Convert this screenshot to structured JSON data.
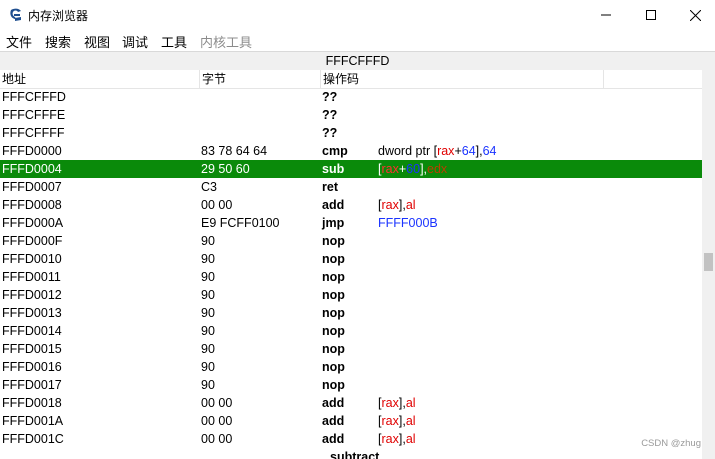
{
  "window": {
    "title": "内存浏览器"
  },
  "menu": [
    "文件",
    "搜索",
    "视图",
    "调试",
    "工具",
    "内核工具"
  ],
  "address_bar": "FFFCFFFD",
  "columns": {
    "address": "地址",
    "bytes": "字节",
    "opcode": "操作码"
  },
  "rows": [
    {
      "addr": "FFFCFFFD",
      "bytes": "",
      "op": "??",
      "args": []
    },
    {
      "addr": "FFFCFFFE",
      "bytes": "",
      "op": "??",
      "args": []
    },
    {
      "addr": "FFFCFFFF",
      "bytes": "",
      "op": "??",
      "args": []
    },
    {
      "addr": "FFFD0000",
      "bytes": "83 78 64 64",
      "op": "cmp",
      "args": [
        {
          "t": "dword ptr [",
          "c": "p"
        },
        {
          "t": "rax",
          "c": "r"
        },
        {
          "t": "+",
          "c": "p"
        },
        {
          "t": "64",
          "c": "n"
        },
        {
          "t": "],",
          "c": "p"
        },
        {
          "t": "64",
          "c": "n"
        }
      ]
    },
    {
      "addr": "FFFD0004",
      "bytes": "29 50 60",
      "op": "sub",
      "selected": true,
      "args": [
        {
          "t": "[",
          "c": "p"
        },
        {
          "t": "rax",
          "c": "r"
        },
        {
          "t": "+",
          "c": "p"
        },
        {
          "t": "60",
          "c": "n"
        },
        {
          "t": "],",
          "c": "p"
        },
        {
          "t": "edx",
          "c": "r2"
        }
      ]
    },
    {
      "addr": "FFFD0007",
      "bytes": "C3",
      "op": "ret",
      "args": []
    },
    {
      "addr": "FFFD0008",
      "bytes": "00 00",
      "op": "add",
      "args": [
        {
          "t": "[",
          "c": "p"
        },
        {
          "t": "rax",
          "c": "r"
        },
        {
          "t": "],",
          "c": "p"
        },
        {
          "t": "al",
          "c": "r"
        }
      ]
    },
    {
      "addr": "FFFD000A",
      "bytes": "E9 FCFF0100",
      "op": "jmp",
      "args": [
        {
          "t": "FFFF000B",
          "c": "n"
        }
      ]
    },
    {
      "addr": "FFFD000F",
      "bytes": "90",
      "op": "nop",
      "args": []
    },
    {
      "addr": "FFFD0010",
      "bytes": "90",
      "op": "nop",
      "args": []
    },
    {
      "addr": "FFFD0011",
      "bytes": "90",
      "op": "nop",
      "args": []
    },
    {
      "addr": "FFFD0012",
      "bytes": "90",
      "op": "nop",
      "args": []
    },
    {
      "addr": "FFFD0013",
      "bytes": "90",
      "op": "nop",
      "args": []
    },
    {
      "addr": "FFFD0014",
      "bytes": "90",
      "op": "nop",
      "args": []
    },
    {
      "addr": "FFFD0015",
      "bytes": "90",
      "op": "nop",
      "args": []
    },
    {
      "addr": "FFFD0016",
      "bytes": "90",
      "op": "nop",
      "args": []
    },
    {
      "addr": "FFFD0017",
      "bytes": "90",
      "op": "nop",
      "args": []
    },
    {
      "addr": "FFFD0018",
      "bytes": "00 00",
      "op": "add",
      "args": [
        {
          "t": "[",
          "c": "p"
        },
        {
          "t": "rax",
          "c": "r"
        },
        {
          "t": "],",
          "c": "p"
        },
        {
          "t": "al",
          "c": "r"
        }
      ]
    },
    {
      "addr": "FFFD001A",
      "bytes": "00 00",
      "op": "add",
      "args": [
        {
          "t": "[",
          "c": "p"
        },
        {
          "t": "rax",
          "c": "r"
        },
        {
          "t": "],",
          "c": "p"
        },
        {
          "t": "al",
          "c": "r"
        }
      ]
    },
    {
      "addr": "FFFD001C",
      "bytes": "00 00",
      "op": "add",
      "args": [
        {
          "t": "[",
          "c": "p"
        },
        {
          "t": "rax",
          "c": "r"
        },
        {
          "t": "],",
          "c": "p"
        },
        {
          "t": "al",
          "c": "r"
        }
      ]
    }
  ],
  "partial_row": {
    "op": "subtract"
  },
  "watermark": "CSDN @zhug",
  "colors": {
    "selected_row": "#0a8a0a",
    "register": "#e00000",
    "number": "#1a33ff"
  },
  "icons": [
    "app-icon",
    "minimize-icon",
    "maximize-icon",
    "close-icon"
  ]
}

----

● Challenge
Omit pictures; set down the rest of the material word for word.

● The result
Convert this screenshot to structured JSON data.
{
  "window": {
    "title": "内存浏览器"
  },
  "menu": [
    "文件",
    "搜索",
    "视图",
    "调试",
    "工具",
    "内核工具"
  ],
  "address_bar": "FFFCFFFD",
  "columns": {
    "address": "地址",
    "bytes": "字节",
    "opcode": "操作码"
  },
  "rows": [
    {
      "addr": "FFFCFFFD",
      "bytes": "",
      "op": "??",
      "args": []
    },
    {
      "addr": "FFFCFFFE",
      "bytes": "",
      "op": "??",
      "args": []
    },
    {
      "addr": "FFFCFFFF",
      "bytes": "",
      "op": "??",
      "args": []
    },
    {
      "addr": "FFFD0000",
      "bytes": "83 78 64 64",
      "op": "cmp",
      "args": [
        {
          "t": "dword ptr [",
          "c": "p"
        },
        {
          "t": "rax",
          "c": "r"
        },
        {
          "t": "+",
          "c": "p"
        },
        {
          "t": "64",
          "c": "n"
        },
        {
          "t": "],",
          "c": "p"
        },
        {
          "t": "64",
          "c": "n"
        }
      ]
    },
    {
      "addr": "FFFD0004",
      "bytes": "29 50 60",
      "op": "sub",
      "selected": true,
      "args": [
        {
          "t": "[",
          "c": "p"
        },
        {
          "t": "rax",
          "c": "r"
        },
        {
          "t": "+",
          "c": "p"
        },
        {
          "t": "60",
          "c": "n"
        },
        {
          "t": "],",
          "c": "p"
        },
        {
          "t": "edx",
          "c": "r2"
        }
      ]
    },
    {
      "addr": "FFFD0007",
      "bytes": "C3",
      "op": "ret",
      "args": []
    },
    {
      "addr": "FFFD0008",
      "bytes": "00 00",
      "op": "add",
      "args": [
        {
          "t": "[",
          "c": "p"
        },
        {
          "t": "rax",
          "c": "r"
        },
        {
          "t": "],",
          "c": "p"
        },
        {
          "t": "al",
          "c": "r"
        }
      ]
    },
    {
      "addr": "FFFD000A",
      "bytes": "E9 FCFF0100",
      "op": "jmp",
      "args": [
        {
          "t": "FFFF000B",
          "c": "n"
        }
      ]
    },
    {
      "addr": "FFFD000F",
      "bytes": "90",
      "op": "nop",
      "args": []
    },
    {
      "addr": "FFFD0010",
      "bytes": "90",
      "op": "nop",
      "args": []
    },
    {
      "addr": "FFFD0011",
      "bytes": "90",
      "op": "nop",
      "args": []
    },
    {
      "addr": "FFFD0012",
      "bytes": "90",
      "op": "nop",
      "args": []
    },
    {
      "addr": "FFFD0013",
      "bytes": "90",
      "op": "nop",
      "args": []
    },
    {
      "addr": "FFFD0014",
      "bytes": "90",
      "op": "nop",
      "args": []
    },
    {
      "addr": "FFFD0015",
      "bytes": "90",
      "op": "nop",
      "args": []
    },
    {
      "addr": "FFFD0016",
      "bytes": "90",
      "op": "nop",
      "args": []
    },
    {
      "addr": "FFFD0017",
      "bytes": "90",
      "op": "nop",
      "args": []
    },
    {
      "addr": "FFFD0018",
      "bytes": "00 00",
      "op": "add",
      "args": [
        {
          "t": "[",
          "c": "p"
        },
        {
          "t": "rax",
          "c": "r"
        },
        {
          "t": "],",
          "c": "p"
        },
        {
          "t": "al",
          "c": "r"
        }
      ]
    },
    {
      "addr": "FFFD001A",
      "bytes": "00 00",
      "op": "add",
      "args": [
        {
          "t": "[",
          "c": "p"
        },
        {
          "t": "rax",
          "c": "r"
        },
        {
          "t": "],",
          "c": "p"
        },
        {
          "t": "al",
          "c": "r"
        }
      ]
    },
    {
      "addr": "FFFD001C",
      "bytes": "00 00",
      "op": "add",
      "args": [
        {
          "t": "[",
          "c": "p"
        },
        {
          "t": "rax",
          "c": "r"
        },
        {
          "t": "],",
          "c": "p"
        },
        {
          "t": "al",
          "c": "r"
        }
      ]
    }
  ],
  "partial_row": {
    "op": "subtract"
  },
  "watermark": "CSDN @zhug",
  "colors": {
    "selected_row": "#0a8a0a",
    "register": "#e00000",
    "number": "#1a33ff"
  },
  "icons": [
    "app-icon",
    "minimize-icon",
    "maximize-icon",
    "close-icon"
  ]
}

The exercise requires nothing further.